_WRITTEN REQUEST_
Please list every line in the records below that contains the string "AUFGABEN", matching case exactly.

_Box annotation data_
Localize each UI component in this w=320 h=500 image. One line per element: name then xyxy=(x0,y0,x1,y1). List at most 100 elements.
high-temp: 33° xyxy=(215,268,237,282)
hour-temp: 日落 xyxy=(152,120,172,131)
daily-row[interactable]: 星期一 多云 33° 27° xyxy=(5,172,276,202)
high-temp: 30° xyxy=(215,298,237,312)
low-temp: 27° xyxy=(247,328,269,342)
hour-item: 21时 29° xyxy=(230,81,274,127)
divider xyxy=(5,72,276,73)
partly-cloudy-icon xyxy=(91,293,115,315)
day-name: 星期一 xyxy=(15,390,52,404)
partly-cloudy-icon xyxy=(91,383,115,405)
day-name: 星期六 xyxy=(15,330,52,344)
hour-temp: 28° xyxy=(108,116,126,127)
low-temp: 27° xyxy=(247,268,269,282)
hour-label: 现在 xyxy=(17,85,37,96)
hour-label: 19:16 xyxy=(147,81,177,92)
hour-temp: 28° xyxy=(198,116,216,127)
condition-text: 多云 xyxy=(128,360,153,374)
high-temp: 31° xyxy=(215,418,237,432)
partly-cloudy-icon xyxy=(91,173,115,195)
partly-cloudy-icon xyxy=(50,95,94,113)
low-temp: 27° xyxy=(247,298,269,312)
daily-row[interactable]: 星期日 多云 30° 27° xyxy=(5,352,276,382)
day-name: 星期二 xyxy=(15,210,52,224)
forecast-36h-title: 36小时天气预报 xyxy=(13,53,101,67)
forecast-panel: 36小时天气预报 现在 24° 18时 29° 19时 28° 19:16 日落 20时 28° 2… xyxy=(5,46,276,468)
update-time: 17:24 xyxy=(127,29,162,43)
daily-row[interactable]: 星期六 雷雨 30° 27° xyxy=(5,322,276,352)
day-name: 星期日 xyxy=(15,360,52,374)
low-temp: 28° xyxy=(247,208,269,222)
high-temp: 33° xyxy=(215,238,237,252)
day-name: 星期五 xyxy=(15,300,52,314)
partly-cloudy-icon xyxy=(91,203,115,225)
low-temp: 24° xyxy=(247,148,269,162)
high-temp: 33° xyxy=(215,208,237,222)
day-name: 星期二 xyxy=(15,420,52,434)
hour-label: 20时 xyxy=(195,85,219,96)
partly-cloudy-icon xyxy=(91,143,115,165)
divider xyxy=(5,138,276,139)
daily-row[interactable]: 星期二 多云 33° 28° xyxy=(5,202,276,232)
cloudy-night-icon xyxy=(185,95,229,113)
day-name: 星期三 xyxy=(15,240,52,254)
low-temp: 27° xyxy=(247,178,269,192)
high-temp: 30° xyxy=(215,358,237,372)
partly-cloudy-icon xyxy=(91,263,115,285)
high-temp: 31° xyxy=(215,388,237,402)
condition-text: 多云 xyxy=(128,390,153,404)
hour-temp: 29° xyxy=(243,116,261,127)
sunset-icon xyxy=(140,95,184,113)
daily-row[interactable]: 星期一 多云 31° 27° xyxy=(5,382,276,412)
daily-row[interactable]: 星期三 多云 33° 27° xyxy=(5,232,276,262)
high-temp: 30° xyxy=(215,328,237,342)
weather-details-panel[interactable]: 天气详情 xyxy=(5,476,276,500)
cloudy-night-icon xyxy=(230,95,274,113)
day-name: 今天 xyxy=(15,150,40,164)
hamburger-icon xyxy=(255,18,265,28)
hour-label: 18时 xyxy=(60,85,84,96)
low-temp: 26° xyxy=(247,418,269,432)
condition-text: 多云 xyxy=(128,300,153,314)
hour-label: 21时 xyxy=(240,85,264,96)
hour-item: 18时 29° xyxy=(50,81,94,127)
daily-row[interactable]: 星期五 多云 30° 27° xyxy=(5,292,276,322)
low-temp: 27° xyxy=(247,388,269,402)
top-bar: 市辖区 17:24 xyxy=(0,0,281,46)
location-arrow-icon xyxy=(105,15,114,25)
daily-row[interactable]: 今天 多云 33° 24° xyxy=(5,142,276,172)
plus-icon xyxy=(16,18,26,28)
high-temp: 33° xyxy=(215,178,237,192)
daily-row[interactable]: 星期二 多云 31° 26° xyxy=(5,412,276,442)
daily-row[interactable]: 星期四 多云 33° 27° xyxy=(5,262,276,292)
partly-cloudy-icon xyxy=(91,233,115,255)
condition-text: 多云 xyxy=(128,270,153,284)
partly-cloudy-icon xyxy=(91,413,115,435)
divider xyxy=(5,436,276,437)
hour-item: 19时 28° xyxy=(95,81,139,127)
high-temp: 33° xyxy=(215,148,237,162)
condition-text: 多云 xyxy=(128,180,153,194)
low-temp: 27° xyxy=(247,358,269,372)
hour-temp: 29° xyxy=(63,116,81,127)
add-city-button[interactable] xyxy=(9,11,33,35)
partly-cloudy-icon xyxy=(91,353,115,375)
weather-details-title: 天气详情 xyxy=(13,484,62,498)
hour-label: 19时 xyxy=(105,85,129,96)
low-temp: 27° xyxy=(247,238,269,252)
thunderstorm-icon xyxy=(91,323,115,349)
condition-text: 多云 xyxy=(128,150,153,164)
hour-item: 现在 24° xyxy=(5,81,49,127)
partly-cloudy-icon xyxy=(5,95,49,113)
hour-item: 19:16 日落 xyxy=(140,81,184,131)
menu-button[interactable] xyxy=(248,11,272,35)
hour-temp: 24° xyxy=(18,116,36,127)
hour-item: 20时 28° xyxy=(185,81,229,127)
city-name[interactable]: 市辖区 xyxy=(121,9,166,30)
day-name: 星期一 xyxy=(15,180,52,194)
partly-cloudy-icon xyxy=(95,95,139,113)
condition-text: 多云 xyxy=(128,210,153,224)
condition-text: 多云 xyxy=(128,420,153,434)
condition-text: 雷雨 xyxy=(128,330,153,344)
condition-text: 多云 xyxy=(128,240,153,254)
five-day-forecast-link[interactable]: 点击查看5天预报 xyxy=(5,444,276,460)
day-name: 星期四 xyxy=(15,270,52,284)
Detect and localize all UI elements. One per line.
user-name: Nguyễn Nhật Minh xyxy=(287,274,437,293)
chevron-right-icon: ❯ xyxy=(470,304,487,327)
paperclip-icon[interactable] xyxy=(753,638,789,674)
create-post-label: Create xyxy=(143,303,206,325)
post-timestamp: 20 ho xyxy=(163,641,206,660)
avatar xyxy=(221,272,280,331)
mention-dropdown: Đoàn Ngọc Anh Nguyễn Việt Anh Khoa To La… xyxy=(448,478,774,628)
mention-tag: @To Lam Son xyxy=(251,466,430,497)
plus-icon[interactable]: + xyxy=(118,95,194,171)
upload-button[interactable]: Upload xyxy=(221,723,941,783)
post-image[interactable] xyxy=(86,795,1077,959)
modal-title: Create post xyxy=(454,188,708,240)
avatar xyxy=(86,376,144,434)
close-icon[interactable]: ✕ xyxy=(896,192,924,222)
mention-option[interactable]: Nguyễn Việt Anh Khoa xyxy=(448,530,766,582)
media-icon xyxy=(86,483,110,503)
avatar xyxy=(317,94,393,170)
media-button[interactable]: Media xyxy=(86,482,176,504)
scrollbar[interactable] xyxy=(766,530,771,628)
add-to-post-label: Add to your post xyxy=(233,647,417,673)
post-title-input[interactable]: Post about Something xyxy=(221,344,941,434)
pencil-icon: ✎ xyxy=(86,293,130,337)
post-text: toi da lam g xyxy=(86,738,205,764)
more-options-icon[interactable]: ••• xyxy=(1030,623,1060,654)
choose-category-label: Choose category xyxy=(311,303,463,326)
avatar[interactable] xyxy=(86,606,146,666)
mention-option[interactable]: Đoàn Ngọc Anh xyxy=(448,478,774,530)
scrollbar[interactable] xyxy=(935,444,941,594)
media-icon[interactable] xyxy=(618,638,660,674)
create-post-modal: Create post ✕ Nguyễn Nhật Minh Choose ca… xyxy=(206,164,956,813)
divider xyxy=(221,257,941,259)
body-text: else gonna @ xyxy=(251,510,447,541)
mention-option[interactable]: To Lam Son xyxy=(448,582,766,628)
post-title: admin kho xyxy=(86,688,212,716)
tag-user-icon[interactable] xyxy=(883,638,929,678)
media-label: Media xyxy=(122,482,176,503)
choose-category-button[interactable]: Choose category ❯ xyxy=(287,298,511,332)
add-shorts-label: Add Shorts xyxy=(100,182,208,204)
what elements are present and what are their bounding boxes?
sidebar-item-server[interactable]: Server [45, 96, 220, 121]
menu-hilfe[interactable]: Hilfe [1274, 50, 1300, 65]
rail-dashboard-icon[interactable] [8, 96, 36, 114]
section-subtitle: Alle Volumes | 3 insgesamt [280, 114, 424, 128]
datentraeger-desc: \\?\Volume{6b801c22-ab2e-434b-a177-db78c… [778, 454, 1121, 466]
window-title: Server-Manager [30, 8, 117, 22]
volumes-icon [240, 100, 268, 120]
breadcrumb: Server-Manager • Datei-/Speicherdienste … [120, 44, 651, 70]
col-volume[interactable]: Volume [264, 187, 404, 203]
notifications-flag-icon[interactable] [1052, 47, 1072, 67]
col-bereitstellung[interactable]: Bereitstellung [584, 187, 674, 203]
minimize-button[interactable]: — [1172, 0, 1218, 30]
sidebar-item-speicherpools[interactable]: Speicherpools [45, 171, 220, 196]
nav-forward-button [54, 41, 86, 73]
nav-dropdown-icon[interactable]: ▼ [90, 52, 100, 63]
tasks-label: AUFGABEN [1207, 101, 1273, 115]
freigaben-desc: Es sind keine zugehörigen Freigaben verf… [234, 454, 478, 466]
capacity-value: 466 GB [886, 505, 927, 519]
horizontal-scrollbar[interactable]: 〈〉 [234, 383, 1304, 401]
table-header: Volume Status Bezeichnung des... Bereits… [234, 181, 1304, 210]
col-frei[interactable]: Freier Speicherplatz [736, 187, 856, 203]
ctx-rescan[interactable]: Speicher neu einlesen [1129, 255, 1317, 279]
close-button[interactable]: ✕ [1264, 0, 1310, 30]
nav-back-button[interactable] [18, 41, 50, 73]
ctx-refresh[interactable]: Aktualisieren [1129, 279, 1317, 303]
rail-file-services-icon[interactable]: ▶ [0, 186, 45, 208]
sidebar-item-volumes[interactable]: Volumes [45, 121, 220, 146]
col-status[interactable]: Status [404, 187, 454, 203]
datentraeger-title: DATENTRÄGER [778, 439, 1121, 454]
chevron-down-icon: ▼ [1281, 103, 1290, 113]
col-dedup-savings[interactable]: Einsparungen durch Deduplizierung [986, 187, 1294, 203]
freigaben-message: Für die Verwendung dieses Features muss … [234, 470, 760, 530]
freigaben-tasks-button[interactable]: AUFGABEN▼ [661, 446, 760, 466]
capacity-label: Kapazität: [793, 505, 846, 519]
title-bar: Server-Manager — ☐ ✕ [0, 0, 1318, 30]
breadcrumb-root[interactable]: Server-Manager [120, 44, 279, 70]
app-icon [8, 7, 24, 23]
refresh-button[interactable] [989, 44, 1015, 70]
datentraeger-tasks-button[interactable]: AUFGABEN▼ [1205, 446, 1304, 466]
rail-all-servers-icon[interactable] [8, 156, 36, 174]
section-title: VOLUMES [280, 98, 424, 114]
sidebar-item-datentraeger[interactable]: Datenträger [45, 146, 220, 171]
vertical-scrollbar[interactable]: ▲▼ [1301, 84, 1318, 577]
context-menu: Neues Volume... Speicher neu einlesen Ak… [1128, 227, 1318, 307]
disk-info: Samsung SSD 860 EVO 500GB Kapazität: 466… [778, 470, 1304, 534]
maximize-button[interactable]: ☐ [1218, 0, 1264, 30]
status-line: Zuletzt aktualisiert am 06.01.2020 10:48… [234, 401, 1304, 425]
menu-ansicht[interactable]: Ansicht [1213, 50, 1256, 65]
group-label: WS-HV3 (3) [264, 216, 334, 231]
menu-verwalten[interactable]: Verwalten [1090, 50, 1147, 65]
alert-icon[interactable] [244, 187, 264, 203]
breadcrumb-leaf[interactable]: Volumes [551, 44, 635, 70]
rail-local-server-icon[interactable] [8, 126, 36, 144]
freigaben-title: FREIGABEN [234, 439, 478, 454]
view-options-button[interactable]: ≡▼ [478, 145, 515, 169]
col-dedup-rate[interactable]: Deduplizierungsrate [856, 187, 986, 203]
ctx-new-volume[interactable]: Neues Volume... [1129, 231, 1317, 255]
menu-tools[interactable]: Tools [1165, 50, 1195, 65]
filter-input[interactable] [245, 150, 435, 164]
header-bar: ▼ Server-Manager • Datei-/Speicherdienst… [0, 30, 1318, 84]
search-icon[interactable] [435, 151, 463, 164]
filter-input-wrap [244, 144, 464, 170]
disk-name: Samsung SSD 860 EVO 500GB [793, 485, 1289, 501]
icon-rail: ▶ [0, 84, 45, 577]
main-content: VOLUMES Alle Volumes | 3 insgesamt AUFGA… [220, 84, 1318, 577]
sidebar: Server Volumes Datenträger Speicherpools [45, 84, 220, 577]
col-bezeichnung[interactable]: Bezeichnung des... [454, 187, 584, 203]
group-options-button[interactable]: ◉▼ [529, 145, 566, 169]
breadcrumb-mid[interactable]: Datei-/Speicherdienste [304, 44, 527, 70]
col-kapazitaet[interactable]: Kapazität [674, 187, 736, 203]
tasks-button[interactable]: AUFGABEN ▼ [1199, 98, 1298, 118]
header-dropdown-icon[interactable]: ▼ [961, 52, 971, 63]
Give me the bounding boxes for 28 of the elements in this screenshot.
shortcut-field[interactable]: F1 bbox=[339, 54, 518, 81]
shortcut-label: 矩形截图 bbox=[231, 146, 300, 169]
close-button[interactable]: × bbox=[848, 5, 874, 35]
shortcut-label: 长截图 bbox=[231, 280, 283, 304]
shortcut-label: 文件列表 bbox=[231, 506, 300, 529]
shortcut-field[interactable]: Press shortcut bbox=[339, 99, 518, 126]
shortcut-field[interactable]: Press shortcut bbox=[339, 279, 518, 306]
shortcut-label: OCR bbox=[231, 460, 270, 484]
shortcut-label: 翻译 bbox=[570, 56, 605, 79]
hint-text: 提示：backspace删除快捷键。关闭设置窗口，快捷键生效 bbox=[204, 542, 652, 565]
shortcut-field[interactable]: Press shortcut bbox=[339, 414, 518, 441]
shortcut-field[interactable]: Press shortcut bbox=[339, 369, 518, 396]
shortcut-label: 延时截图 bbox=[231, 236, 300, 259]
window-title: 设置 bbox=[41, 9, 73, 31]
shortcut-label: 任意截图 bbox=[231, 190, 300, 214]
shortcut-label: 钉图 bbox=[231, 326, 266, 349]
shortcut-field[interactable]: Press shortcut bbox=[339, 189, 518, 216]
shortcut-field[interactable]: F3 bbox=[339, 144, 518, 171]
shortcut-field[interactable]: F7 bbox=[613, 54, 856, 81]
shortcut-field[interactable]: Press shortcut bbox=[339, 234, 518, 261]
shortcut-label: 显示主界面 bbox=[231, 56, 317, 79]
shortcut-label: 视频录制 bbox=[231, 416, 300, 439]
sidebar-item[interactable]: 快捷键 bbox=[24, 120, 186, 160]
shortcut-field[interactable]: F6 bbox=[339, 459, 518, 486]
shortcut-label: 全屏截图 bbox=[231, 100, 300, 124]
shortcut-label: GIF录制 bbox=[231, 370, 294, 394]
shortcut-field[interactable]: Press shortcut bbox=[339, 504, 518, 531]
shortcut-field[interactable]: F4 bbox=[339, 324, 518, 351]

_ANSWER TO THIS PROBLEM_
tasks-label: AUFGABEN [1207, 101, 1273, 115]
freigaben-tasks-button[interactable]: AUFGABEN▼ [661, 446, 760, 466]
datentraeger-tasks-button[interactable]: AUFGABEN▼ [1205, 446, 1304, 466]
tasks-button[interactable]: AUFGABEN ▼ [1199, 98, 1298, 118]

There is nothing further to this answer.